REQUIRED TASK: Your task is to give the listing below back word for word, pictures excluded.

[Saved entries]
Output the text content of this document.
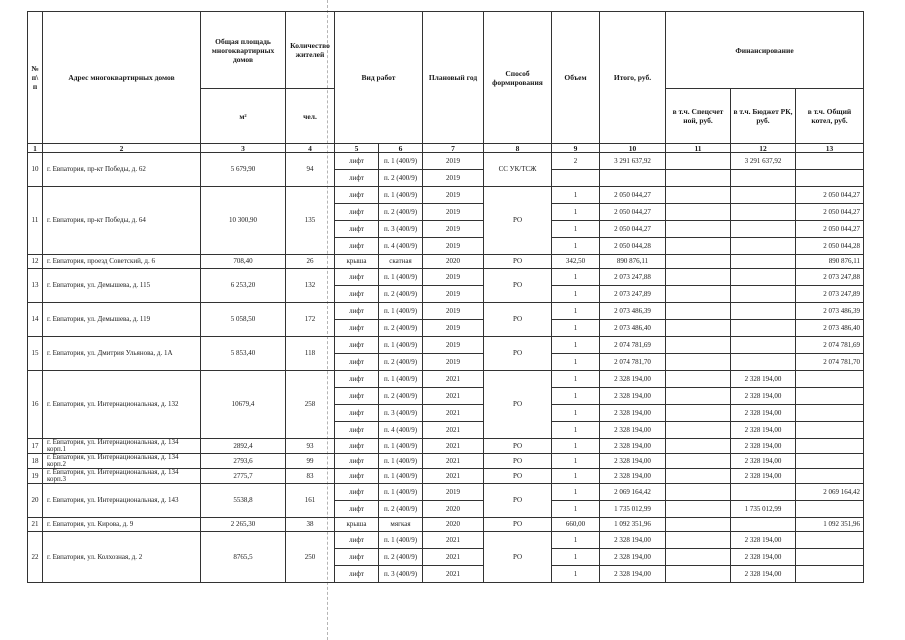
№ п\ п	Адрес многоквартирных домов	Общая площадь многоквартирных домов	Количество жителей	Вид работ		Плановый год	Способ формирования	Объем	Итого, руб.	Финансирование		
		м²	чел.							в т.ч. Спецсчет ной, руб.	в т.ч. Бюджет РК, руб.	в т.ч. Общий котел, руб.
1	2	3	4	5	6	7	8	9	10	11	12	13
10	г. Евпатория, пр-кт Победы, д. 62	5 679,90	94	лифт	п. 1 (400/9)	2019	СС УК/ТСЖ	2	3 291 637,92		3 291 637,92	
				лифт	п. 2 (400/9)	2019						
11	г. Евпатория, пр-кт Победы, д. 64	10 300,90	135	лифт	п. 1 (400/9)	2019	РО	1	2 050 044,27			2 050 044,27
				лифт	п. 2 (400/9)	2019		1	2 050 044,27			2 050 044,27
				лифт	п. 3 (400/9)	2019		1	2 050 044,27			2 050 044,27
				лифт	п. 4 (400/9)	2019		1	2 050 044,28			2 050 044,28
12	г. Евпатория, проезд Советский, д. 6	708,40	26	крыша	скатная	2020	РО	342,50	890 876,11			890 876,11
13	г. Евпатория, ул. Демышева, д. 115	6 253,20	132	лифт	п. 1 (400/9)	2019	РО	1	2 073 247,88			2 073 247,88
				лифт	п. 2 (400/9)	2019		1	2 073 247,89			2 073 247,89
14	г. Евпатория, ул. Демышева, д. 119	5 058,50	172	лифт	п. 1 (400/9)	2019	РО	1	2 073 486,39			2 073 486,39
				лифт	п. 2 (400/9)	2019		1	2 073 486,40			2 073 486,40
15	г. Евпатория, ул. Дмитрия Ульянова, д. 1А	5 853,40	118	лифт	п. 1 (400/9)	2019	РО	1	2 074 781,69			2 074 781,69
				лифт	п. 2 (400/9)	2019		1	2 074 781,70			2 074 781,70
16	г. Евпатория, ул. Интернациональная, д. 132	10679,4	258	лифт	п. 1 (400/9)	2021	РО	1	2 328 194,00		2 328 194,00	
				лифт	п. 2 (400/9)	2021		1	2 328 194,00		2 328 194,00	
				лифт	п. 3 (400/9)	2021		1	2 328 194,00		2 328 194,00	
				лифт	п. 4 (400/9)	2021		1	2 328 194,00		2 328 194,00	
17	г. Евпатория, ул. Интернациональная, д. 134 корп.1	2892,4	93	лифт	п. 1 (400/9)	2021	РО	1	2 328 194,00		2 328 194,00	
18	г. Евпатория, ул. Интернациональная, д. 134 корп.2	2793,6	99	лифт	п. 1 (400/9)	2021	РО	1	2 328 194,00		2 328 194,00	
19	г. Евпатория, ул. Интернациональная, д. 134 корп.3	2775,7	83	лифт	п. 1 (400/9)	2021	РО	1	2 328 194,00		2 328 194,00	
20	г. Евпатория, ул. Интернациональная, д. 143	5538,8	161	лифт	п. 1 (400/9)	2019	РО	1	2 069 164,42			2 069 164,42
				лифт	п. 2 (400/9)	2020		1	1 735 012,99		1 735 012,99	
21	г. Евпатория, ул. Кирова, д. 9	2 265,30	38	крыша	мягкая	2020	РО	660,00	1 092 351,96			1 092 351,96
22	г. Евпатория, ул. Колхозная, д. 2	8765,5	250	лифт	п. 1 (400/9)	2021	РО	1	2 328 194,00		2 328 194,00	
				лифт	п. 2 (400/9)	2021		1	2 328 194,00		2 328 194,00	
				лифт	п. 3 (400/9)	2021		1	2 328 194,00		2 328 194,00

COMPLETED EXERCISE:
Output the text content of this document.
№ п\ п	Адрес многоквартирных домов	Общая площадь многоквартирных домов	Количество жителей	Вид работ		Плановый год	Способ формирования	Объем	Итого, руб.	Финансирование		
		м²	чел.							в т.ч. Спецсчет ной, руб.	в т.ч. Бюджет РК, руб.	в т.ч. Общий котел, руб.
1	2	3	4	5	6	7	8	9	10	11	12	13
10	г. Евпатория, пр-кт Победы, д. 62	5 679,90	94	лифт	п. 1 (400/9)	2019	СС УК/ТСЖ	2	3 291 637,92		3 291 637,92	
				лифт	п. 2 (400/9)	2019						
11	г. Евпатория, пр-кт Победы, д. 64	10 300,90	135	лифт	п. 1 (400/9)	2019	РО	1	2 050 044,27			2 050 044,27
				лифт	п. 2 (400/9)	2019		1	2 050 044,27			2 050 044,27
				лифт	п. 3 (400/9)	2019		1	2 050 044,27			2 050 044,27
				лифт	п. 4 (400/9)	2019		1	2 050 044,28			2 050 044,28
12	г. Евпатория, проезд Советский, д. 6	708,40	26	крыша	скатная	2020	РО	342,50	890 876,11			890 876,11
13	г. Евпатория, ул. Демышева, д. 115	6 253,20	132	лифт	п. 1 (400/9)	2019	РО	1	2 073 247,88			2 073 247,88
				лифт	п. 2 (400/9)	2019		1	2 073 247,89			2 073 247,89
14	г. Евпатория, ул. Демышева, д. 119	5 058,50	172	лифт	п. 1 (400/9)	2019	РО	1	2 073 486,39			2 073 486,39
				лифт	п. 2 (400/9)	2019		1	2 073 486,40			2 073 486,40
15	г. Евпатория, ул. Дмитрия Ульянова, д. 1А	5 853,40	118	лифт	п. 1 (400/9)	2019	РО	1	2 074 781,69			2 074 781,69
				лифт	п. 2 (400/9)	2019		1	2 074 781,70			2 074 781,70
16	г. Евпатория, ул. Интернациональная, д. 132	10679,4	258	лифт	п. 1 (400/9)	2021	РО	1	2 328 194,00		2 328 194,00	
				лифт	п. 2 (400/9)	2021		1	2 328 194,00		2 328 194,00	
				лифт	п. 3 (400/9)	2021		1	2 328 194,00		2 328 194,00	
				лифт	п. 4 (400/9)	2021		1	2 328 194,00		2 328 194,00	
17	г. Евпатория, ул. Интернациональная, д. 134 корп.1	2892,4	93	лифт	п. 1 (400/9)	2021	РО	1	2 328 194,00		2 328 194,00	
18	г. Евпатория, ул. Интернациональная, д. 134 корп.2	2793,6	99	лифт	п. 1 (400/9)	2021	РО	1	2 328 194,00		2 328 194,00	
19	г. Евпатория, ул. Интернациональная, д. 134 корп.3	2775,7	83	лифт	п. 1 (400/9)	2021	РО	1	2 328 194,00		2 328 194,00	
20	г. Евпатория, ул. Интернациональная, д. 143	5538,8	161	лифт	п. 1 (400/9)	2019	РО	1	2 069 164,42			2 069 164,42
				лифт	п. 2 (400/9)	2020		1	1 735 012,99		1 735 012,99	
21	г. Евпатория, ул. Кирова, д. 9	2 265,30	38	крыша	мягкая	2020	РО	660,00	1 092 351,96			1 092 351,96
22	г. Евпатория, ул. Колхозная, д. 2	8765,5	250	лифт	п. 1 (400/9)	2021	РО	1	2 328 194,00		2 328 194,00	
				лифт	п. 2 (400/9)	2021		1	2 328 194,00		2 328 194,00	
				лифт	п. 3 (400/9)	2021		1	2 328 194,00		2 328 194,00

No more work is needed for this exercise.